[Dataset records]

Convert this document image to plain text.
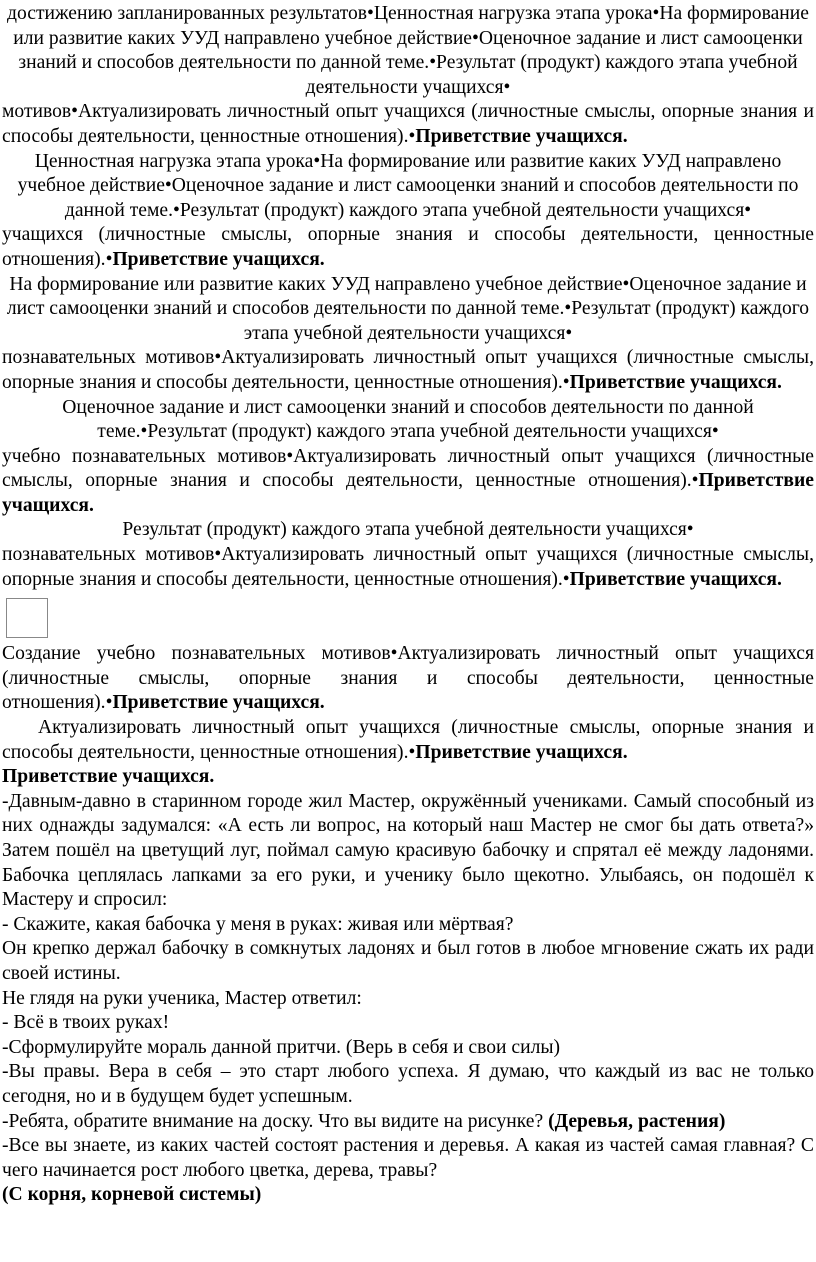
достижению запланированных результатов•Ценностная нагрузка этапа урока•На формирование или развитие каких УУД направлено учебное действие•Оценочное задание и лист самооценки знаний и способов деятельности по данной теме.•Результат (продукт) каждого этапа учебной деятельности учащихся•

мотивов•Актуализировать личностный опыт учащихся (личностные смыслы, опорные знания и способы деятельности, ценностные отношения).•Приветствие учащихся.

Ценностная нагрузка этапа урока•На формирование или развитие каких УУД направлено учебное действие•Оценочное задание и лист самооценки знаний и способов деятельности по данной теме.•Результат (продукт) каждого этапа учебной деятельности учащихся•

учащихся (личностные смыслы, опорные знания и способы деятельности, ценностные отношения).•Приветствие учащихся.

На формирование или развитие каких УУД направлено учебное действие•Оценочное задание и лист самооценки знаний и способов деятельности по данной теме.•Результат (продукт) каждого этапа учебной деятельности учащихся•

познавательных мотивов•Актуализировать личностный опыт учащихся (личностные смыслы, опорные знания и способы деятельности, ценностные отношения).•Приветствие учащихся.

Оценочное задание и лист самооценки знаний и способов деятельности по данной теме.•Результат (продукт) каждого этапа учебной деятельности учащихся•

учебно познавательных мотивов•Актуализировать личностный опыт учащихся (личностные смыслы, опорные знания и способы деятельности, ценностные отношения).•Приветствие учащихся.

Результат (продукт) каждого этапа учебной деятельности учащихся•

познавательных мотивов•Актуализировать личностный опыт учащихся (личностные смыслы, опорные знания и способы деятельности, ценностные отношения).•Приветствие учащихся.

Создание учебно познавательных мотивов•Актуализировать личностный опыт учащихся (личностные смыслы, опорные знания и способы деятельности, ценностные отношения).•Приветствие учащихся.

Актуализировать личностный опыт учащихся (личностные смыслы, опорные знания и способы деятельности, ценностные отношения).•Приветствие учащихся.

Приветствие учащихся.

-Давным-давно в старинном городе жил Мастер, окружённый учениками. Самый способный из них однажды задумался: «А есть ли вопрос, на который наш Мастер не смог бы дать ответа?» Затем пошёл на цветущий луг, поймал самую красивую бабочку и спрятал её между ладонями. Бабочка цеплялась лапками за его руки, и ученику было щекотно. Улыбаясь, он подошёл к Мастеру и спросил:

- Скажите, какая бабочка у меня в руках: живая или мёртвая?

Он крепко держал бабочку в сомкнутых ладонях и был готов в любое мгновение сжать их ради своей истины.

Не глядя на руки ученика, Мастер ответил:

- Всё в твоих руках!

-Сформулируйте мораль данной притчи. (Верь в себя и свои силы)

-Вы правы. Вера в себя – это старт любого успеха. Я думаю, что каждый из вас не только сегодня, но и в будущем будет успешным.

-Ребята, обратите внимание на доску. Что вы видите на рисунке? (Деревья, растения)

-Все вы знаете, из каких частей состоят растения и деревья. А какая из частей самая главная? С чего начинается рост любого цветка, дерева, травы?

(С корня, корневой системы)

▸ **Aim of the exercise**: Pick out, from the lines above, every one that contains the string "растения".

▸ **Worked solution**:
-Ребята, обратите внимание на доску. Что вы видите на рисунке? (Деревья, растения)
-Все вы знаете, из каких частей состоят растения и деревья. А какая из частей самая главная? С чего начинается рост любого цветка, дерева, травы?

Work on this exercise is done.